Requirements> Transcribe all of the material exactly, except for its pictures.

Data entries>
"""

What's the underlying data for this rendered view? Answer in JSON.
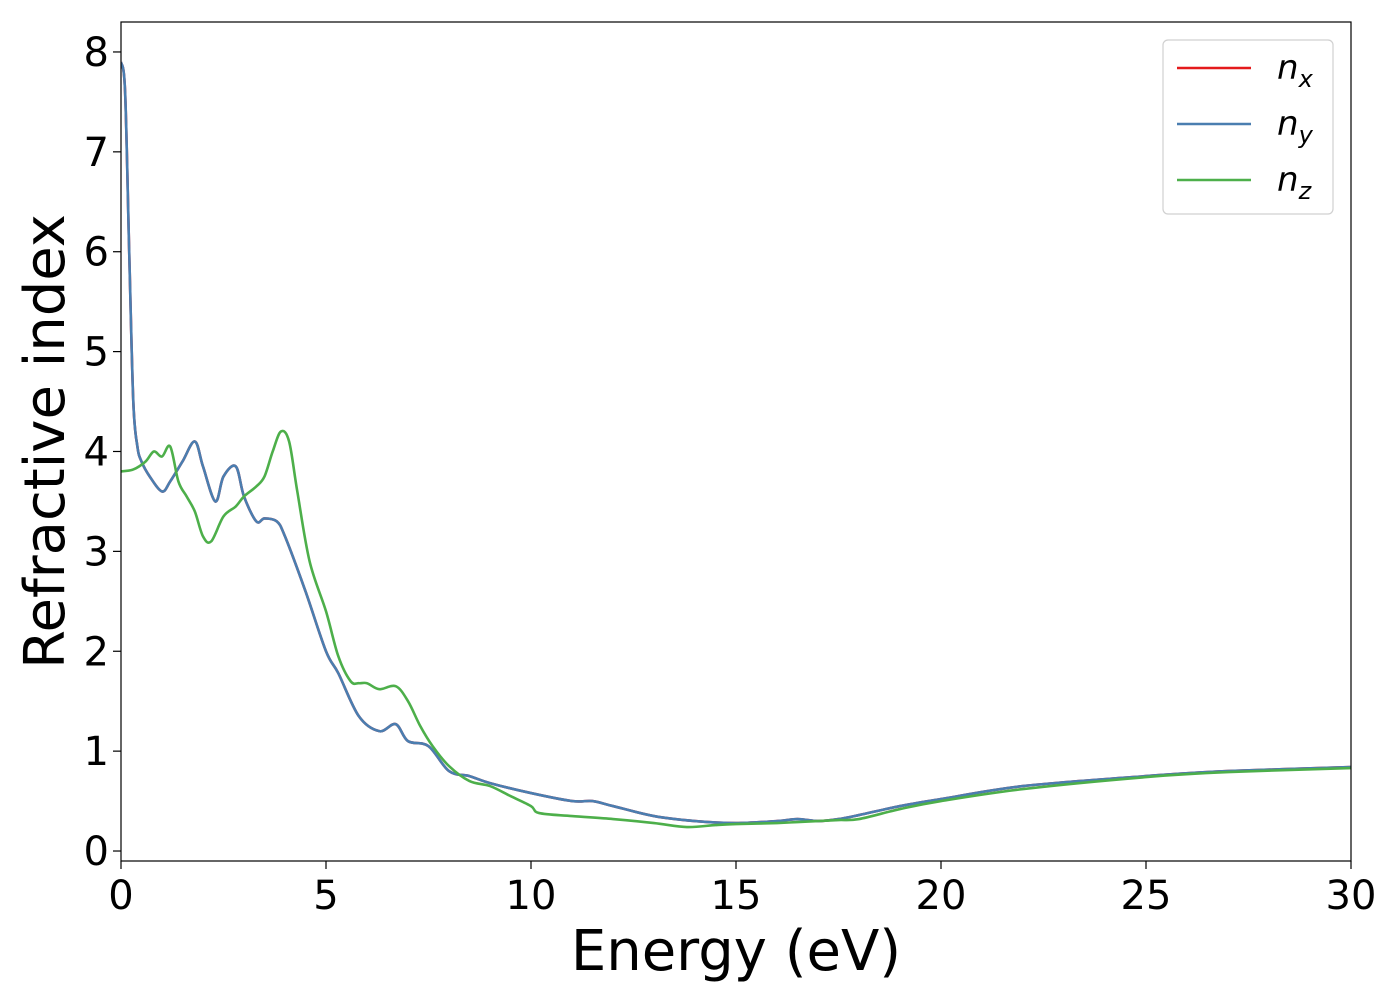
{
  "chart_data": {
    "type": "line",
    "title": "",
    "xlabel": "Energy (eV)",
    "ylabel": "Refractive index",
    "xlim": [
      0,
      30
    ],
    "ylim": [
      -0.1,
      8.3
    ],
    "xticks": [
      0,
      5,
      10,
      15,
      20,
      25,
      30
    ],
    "xtick_labels": [
      "0",
      "5",
      "10",
      "15",
      "20",
      "25",
      "30"
    ],
    "yticks": [
      0,
      1,
      2,
      3,
      4,
      5,
      6,
      7,
      8
    ],
    "ytick_labels": [
      "0",
      "1",
      "2",
      "3",
      "4",
      "5",
      "6",
      "7",
      "8"
    ],
    "grid": false,
    "legend_position": "top-right",
    "series": [
      {
        "name": "n_x",
        "base": "n",
        "sub": "x",
        "color": "#e41a1c",
        "x": [
          0,
          0.1,
          0.2,
          0.3,
          0.4,
          0.5,
          0.7,
          1.0,
          1.2,
          1.5,
          1.8,
          2.0,
          2.3,
          2.5,
          2.8,
          3.0,
          3.3,
          3.5,
          3.8,
          4.0,
          4.5,
          5.0,
          5.3,
          5.8,
          6.3,
          6.7,
          7.0,
          7.5,
          8.0,
          8.5,
          9.0,
          10.0,
          11.0,
          11.5,
          12.0,
          13.0,
          14.0,
          15.0,
          16.0,
          16.5,
          17.0,
          17.5,
          18.0,
          19.0,
          20.0,
          22.0,
          25.0,
          27.0,
          30.0
        ],
        "values": [
          7.9,
          7.6,
          6.0,
          4.5,
          4.05,
          3.9,
          3.75,
          3.6,
          3.7,
          3.9,
          4.1,
          3.85,
          3.5,
          3.75,
          3.85,
          3.55,
          3.3,
          3.33,
          3.3,
          3.15,
          2.6,
          2.0,
          1.78,
          1.35,
          1.2,
          1.27,
          1.1,
          1.05,
          0.8,
          0.75,
          0.68,
          0.58,
          0.5,
          0.5,
          0.45,
          0.35,
          0.3,
          0.28,
          0.3,
          0.32,
          0.3,
          0.32,
          0.36,
          0.45,
          0.52,
          0.65,
          0.75,
          0.8,
          0.84
        ]
      },
      {
        "name": "n_y",
        "base": "n",
        "sub": "y",
        "color": "#4a7eb0",
        "x": [
          0,
          0.1,
          0.2,
          0.3,
          0.4,
          0.5,
          0.7,
          1.0,
          1.2,
          1.5,
          1.8,
          2.0,
          2.3,
          2.5,
          2.8,
          3.0,
          3.3,
          3.5,
          3.8,
          4.0,
          4.5,
          5.0,
          5.3,
          5.8,
          6.3,
          6.7,
          7.0,
          7.5,
          8.0,
          8.5,
          9.0,
          10.0,
          11.0,
          11.5,
          12.0,
          13.0,
          14.0,
          15.0,
          16.0,
          16.5,
          17.0,
          17.5,
          18.0,
          19.0,
          20.0,
          22.0,
          25.0,
          27.0,
          30.0
        ],
        "values": [
          7.9,
          7.6,
          6.0,
          4.5,
          4.05,
          3.9,
          3.75,
          3.6,
          3.7,
          3.9,
          4.1,
          3.85,
          3.5,
          3.75,
          3.85,
          3.55,
          3.3,
          3.33,
          3.3,
          3.15,
          2.6,
          2.0,
          1.78,
          1.35,
          1.2,
          1.27,
          1.1,
          1.05,
          0.8,
          0.75,
          0.68,
          0.58,
          0.5,
          0.5,
          0.45,
          0.35,
          0.3,
          0.28,
          0.3,
          0.32,
          0.3,
          0.32,
          0.36,
          0.45,
          0.52,
          0.65,
          0.75,
          0.8,
          0.84
        ]
      },
      {
        "name": "n_z",
        "base": "n",
        "sub": "z",
        "color": "#4daf4a",
        "x": [
          0,
          0.3,
          0.6,
          0.8,
          1.0,
          1.2,
          1.4,
          1.6,
          1.8,
          2.0,
          2.2,
          2.5,
          2.8,
          3.0,
          3.3,
          3.5,
          3.7,
          3.9,
          4.1,
          4.3,
          4.6,
          5.0,
          5.3,
          5.6,
          5.8,
          6.0,
          6.3,
          6.7,
          7.0,
          7.3,
          7.6,
          8.0,
          8.5,
          9.0,
          9.5,
          10.0,
          10.2,
          11.0,
          12.0,
          13.0,
          13.8,
          14.5,
          15.0,
          16.0,
          16.5,
          17.0,
          17.5,
          18.0,
          19.0,
          20.0,
          22.0,
          25.0,
          27.0,
          30.0
        ],
        "values": [
          3.8,
          3.82,
          3.9,
          4.0,
          3.95,
          4.05,
          3.7,
          3.55,
          3.4,
          3.15,
          3.1,
          3.35,
          3.45,
          3.55,
          3.65,
          3.75,
          4.0,
          4.2,
          4.1,
          3.6,
          2.9,
          2.4,
          1.95,
          1.7,
          1.68,
          1.68,
          1.62,
          1.65,
          1.5,
          1.25,
          1.05,
          0.85,
          0.7,
          0.65,
          0.55,
          0.45,
          0.38,
          0.35,
          0.32,
          0.28,
          0.24,
          0.26,
          0.27,
          0.28,
          0.29,
          0.3,
          0.31,
          0.32,
          0.42,
          0.5,
          0.62,
          0.74,
          0.79,
          0.83
        ]
      }
    ]
  }
}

"""

Exercise output>
What's the underlying data for this rendered view? Answer in JSON.
{
  "chart_data": {
    "type": "line",
    "title": "",
    "xlabel": "Energy (eV)",
    "ylabel": "Refractive index",
    "xlim": [
      0,
      30
    ],
    "ylim": [
      -0.1,
      8.3
    ],
    "xticks": [
      0,
      5,
      10,
      15,
      20,
      25,
      30
    ],
    "xtick_labels": [
      "0",
      "5",
      "10",
      "15",
      "20",
      "25",
      "30"
    ],
    "yticks": [
      0,
      1,
      2,
      3,
      4,
      5,
      6,
      7,
      8
    ],
    "ytick_labels": [
      "0",
      "1",
      "2",
      "3",
      "4",
      "5",
      "6",
      "7",
      "8"
    ],
    "grid": false,
    "legend_position": "top-right",
    "series": [
      {
        "name": "n_x",
        "base": "n",
        "sub": "x",
        "color": "#e41a1c",
        "x": [
          0,
          0.1,
          0.2,
          0.3,
          0.4,
          0.5,
          0.7,
          1.0,
          1.2,
          1.5,
          1.8,
          2.0,
          2.3,
          2.5,
          2.8,
          3.0,
          3.3,
          3.5,
          3.8,
          4.0,
          4.5,
          5.0,
          5.3,
          5.8,
          6.3,
          6.7,
          7.0,
          7.5,
          8.0,
          8.5,
          9.0,
          10.0,
          11.0,
          11.5,
          12.0,
          13.0,
          14.0,
          15.0,
          16.0,
          16.5,
          17.0,
          17.5,
          18.0,
          19.0,
          20.0,
          22.0,
          25.0,
          27.0,
          30.0
        ],
        "values": [
          7.9,
          7.6,
          6.0,
          4.5,
          4.05,
          3.9,
          3.75,
          3.6,
          3.7,
          3.9,
          4.1,
          3.85,
          3.5,
          3.75,
          3.85,
          3.55,
          3.3,
          3.33,
          3.3,
          3.15,
          2.6,
          2.0,
          1.78,
          1.35,
          1.2,
          1.27,
          1.1,
          1.05,
          0.8,
          0.75,
          0.68,
          0.58,
          0.5,
          0.5,
          0.45,
          0.35,
          0.3,
          0.28,
          0.3,
          0.32,
          0.3,
          0.32,
          0.36,
          0.45,
          0.52,
          0.65,
          0.75,
          0.8,
          0.84
        ]
      },
      {
        "name": "n_y",
        "base": "n",
        "sub": "y",
        "color": "#4a7eb0",
        "x": [
          0,
          0.1,
          0.2,
          0.3,
          0.4,
          0.5,
          0.7,
          1.0,
          1.2,
          1.5,
          1.8,
          2.0,
          2.3,
          2.5,
          2.8,
          3.0,
          3.3,
          3.5,
          3.8,
          4.0,
          4.5,
          5.0,
          5.3,
          5.8,
          6.3,
          6.7,
          7.0,
          7.5,
          8.0,
          8.5,
          9.0,
          10.0,
          11.0,
          11.5,
          12.0,
          13.0,
          14.0,
          15.0,
          16.0,
          16.5,
          17.0,
          17.5,
          18.0,
          19.0,
          20.0,
          22.0,
          25.0,
          27.0,
          30.0
        ],
        "values": [
          7.9,
          7.6,
          6.0,
          4.5,
          4.05,
          3.9,
          3.75,
          3.6,
          3.7,
          3.9,
          4.1,
          3.85,
          3.5,
          3.75,
          3.85,
          3.55,
          3.3,
          3.33,
          3.3,
          3.15,
          2.6,
          2.0,
          1.78,
          1.35,
          1.2,
          1.27,
          1.1,
          1.05,
          0.8,
          0.75,
          0.68,
          0.58,
          0.5,
          0.5,
          0.45,
          0.35,
          0.3,
          0.28,
          0.3,
          0.32,
          0.3,
          0.32,
          0.36,
          0.45,
          0.52,
          0.65,
          0.75,
          0.8,
          0.84
        ]
      },
      {
        "name": "n_z",
        "base": "n",
        "sub": "z",
        "color": "#4daf4a",
        "x": [
          0,
          0.3,
          0.6,
          0.8,
          1.0,
          1.2,
          1.4,
          1.6,
          1.8,
          2.0,
          2.2,
          2.5,
          2.8,
          3.0,
          3.3,
          3.5,
          3.7,
          3.9,
          4.1,
          4.3,
          4.6,
          5.0,
          5.3,
          5.6,
          5.8,
          6.0,
          6.3,
          6.7,
          7.0,
          7.3,
          7.6,
          8.0,
          8.5,
          9.0,
          9.5,
          10.0,
          10.2,
          11.0,
          12.0,
          13.0,
          13.8,
          14.5,
          15.0,
          16.0,
          16.5,
          17.0,
          17.5,
          18.0,
          19.0,
          20.0,
          22.0,
          25.0,
          27.0,
          30.0
        ],
        "values": [
          3.8,
          3.82,
          3.9,
          4.0,
          3.95,
          4.05,
          3.7,
          3.55,
          3.4,
          3.15,
          3.1,
          3.35,
          3.45,
          3.55,
          3.65,
          3.75,
          4.0,
          4.2,
          4.1,
          3.6,
          2.9,
          2.4,
          1.95,
          1.7,
          1.68,
          1.68,
          1.62,
          1.65,
          1.5,
          1.25,
          1.05,
          0.85,
          0.7,
          0.65,
          0.55,
          0.45,
          0.38,
          0.35,
          0.32,
          0.28,
          0.24,
          0.26,
          0.27,
          0.28,
          0.29,
          0.3,
          0.31,
          0.32,
          0.42,
          0.5,
          0.62,
          0.74,
          0.79,
          0.83
        ]
      }
    ]
  }
}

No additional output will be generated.